● **Your objective**
From the entries that follow, copy every line with the word "lang".

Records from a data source

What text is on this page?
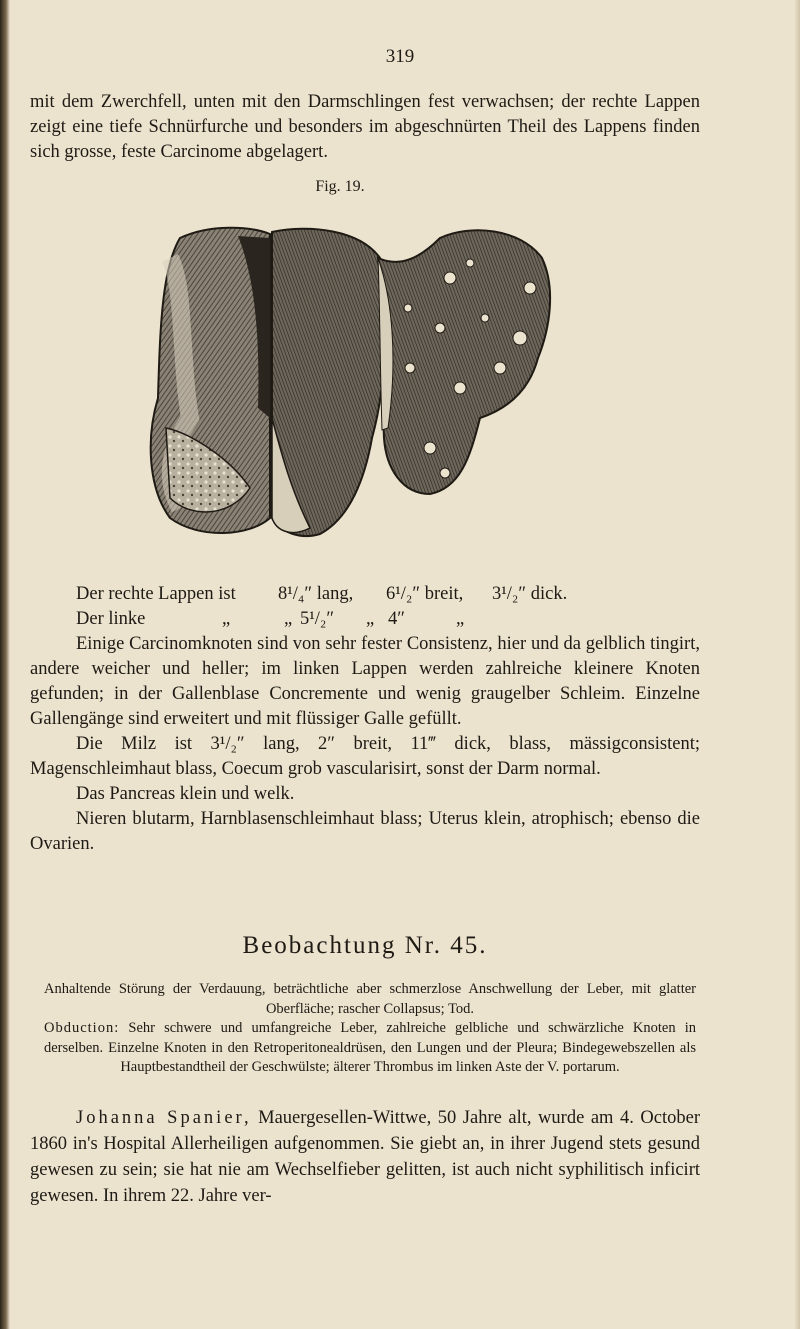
319

mit dem Zwerchfell, unten mit den Darmschlingen fest verwachsen; der rechte Lappen zeigt eine tiefe Schnürfurche und besonders im abgeschnürten Theil des Lappens finden sich grosse, feste Carcinome abgelagert.

Fig. 19.
Der rechte Lappen ist 8¹/₄″ lang, 6¹/₂″ breit, 3¹/₂″ dick.
Der linke	„	„ 5¹/₂″ „ 4″	„

Einige Carcinomknoten sind von sehr fester Consistenz, hier und da gelblich tingirt, andere weicher und heller; im linken Lappen werden zahlreiche kleinere Knoten gefunden; in der Gallenblase Concremente und wenig graugelber Schleim. Einzelne Gallengänge sind erweitert und mit flüssiger Galle gefüllt.

Die Milz ist 3¹/₂″ lang, 2″ breit, 11‴ dick, blass, mässigconsistent; Magenschleimhaut blass, Coecum grob vascularisirt, sonst der Darm normal.

Das Pancreas klein und welk.

Nieren blutarm, Harnblasenschleimhaut blass; Uterus klein, atrophisch; ebenso die Ovarien.

Beobachtung Nr. 45.

Anhaltende Störung der Verdauung, beträchtliche aber schmerzlose Anschwellung der Leber, mit glatter Oberfläche; rascher Collapsus; Tod.

Obduction: Sehr schwere und umfangreiche Leber, zahlreiche gelbliche und schwärzliche Knoten in derselben. Einzelne Knoten in den Retroperitonealdrüsen, den Lungen und der Pleura; Bindegewebszellen als Hauptbestandtheil der Geschwülste; älterer Thrombus im linken Aste der V. portarum.

Johanna Spanier, Mauergesellen-Wittwe, 50 Jahre alt, wurde am 4. October 1860 in's Hospital Allerheiligen aufgenommen. Sie giebt an, in ihrer Jugend stets gesund gewesen zu sein; sie hat nie am Wechselfieber gelitten, ist auch nicht syphilitisch inficirt gewesen. In ihrem 22. Jahre ver-
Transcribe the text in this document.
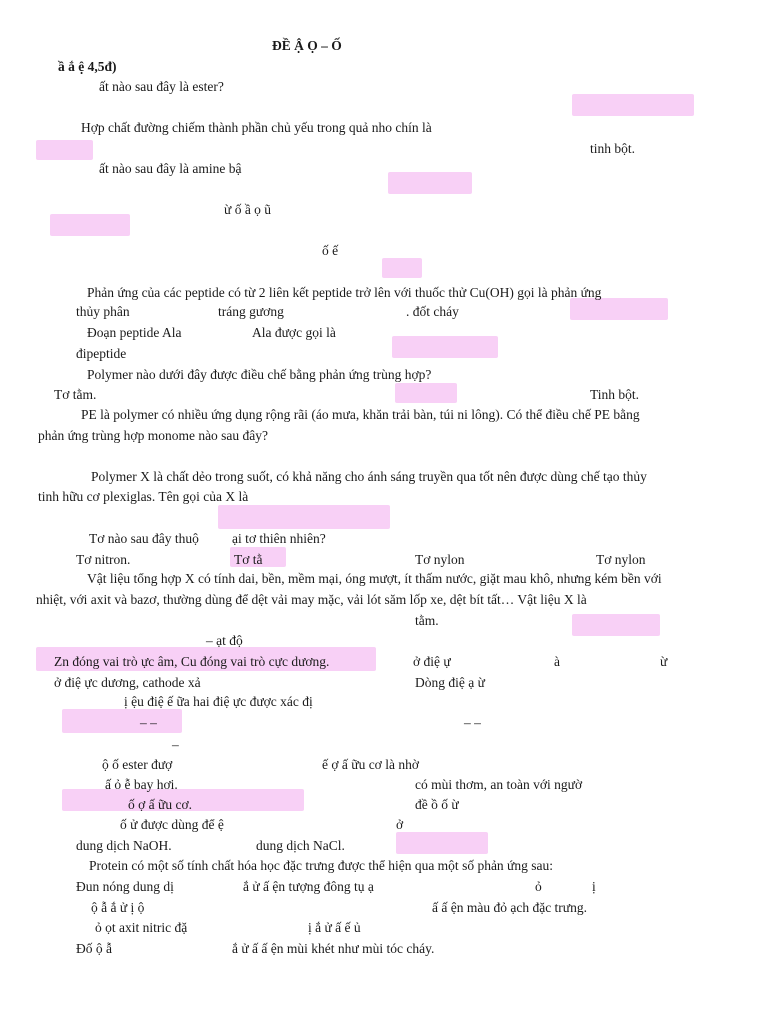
ĐỀ Ậ Ọ – Ố
ầ ắ ệ 4,5đ)
ất nào sau đây là ester?
Hợp chất đường chiếm thành phần chủ yếu trong quả nho chín là
tinh bột.
ất nào sau đây là amine bậ
ừ ố ầ ọ ũ
ố ế
Phản ứng của các peptide có từ 2 liên kết peptide trở lên với thuốc thử Cu(OH) gọi là phản ứng
thủy phân	tráng gương	. đốt cháy
Đoạn peptide Ala	Ala được gọi là
đipeptide
Polymer nào dưới đây được điều chế bằng phản ứng trùng hợp?
Tơ tằm.	Tinh bột.
PE là polymer có nhiều ứng dụng rộng rãi (áo mưa, khăn trải bàn, túi ni lông). Có thể điều chế PE bằng
phản ứng trùng hợp monome nào sau đây?
Polymer X là chất dẻo trong suốt, có khả năng cho ánh sáng truyền qua tốt nên được dùng chế tạo thủy
tinh hữu cơ plexiglas. Tên gọi của X là
Tơ nào sau đây thuộ ại tơ thiên nhiên?
Tơ nitron.	Tơ tằ	Tơ nylon	Tơ nylon
Vật liệu tổng hợp X có tính dai, bền, mềm mại, óng mượt, ít thấm nước, giặt mau khô, nhưng kém bền với
nhiệt, với axit và bazơ, thường dùng để dệt vải may mặc, vải lót săm lốp xe, dệt bít tất… Vật liệu X là
tằm.
– ạt độ
Zn đóng vai trò ực âm, Cu đóng vai trò cực dương.	ở điệ ự	à	ừ
ở điệ ực dương, cathode xả	Dòng điệ ạ ừ
ị ệu điệ ế ữa hai điệ ực được xác đị
– –	– –
–
ộ ố ester đượ	ế ợ ấ ữu cơ là nhờ
ấ ỏ ễ bay hơi.	có mùi thơm, an toàn với ngườ
ố ợ ấ ữu cơ.	đề ồ ố ừ
ố ử được dùng để ệ	ở
dung dịch NaOH.	dung dịch NaCl.
Protein có một số tính chất hóa học đặc trưng được thể hiện qua một số phản ứng sau:
Đun nóng dung dị	ắ ử ấ ện tượng đông tụ ạ	ỏ	ị
ộ ẫ ắ ử ị ộ	ấ ấ ện màu đỏ ạch đặc trưng.
ỏ ọt axit nitric đặ	ị ắ ử ấ ế ủ
Đố ộ ẫ	ắ ử ấ ấ ện mùi khét như mùi tóc cháy.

● **Task solution**
Der rechte Lappen ist 8¹/₄″ lang, 6¹/₂″ breit, 3¹/₂″ dick.
Die Milz ist 3¹/₂″ lang, 2″ breit, 11‴ dick, blass, mässigconsistent; Magenschleimhaut blass, Coecum grob vascularisirt, sonst der Darm normal.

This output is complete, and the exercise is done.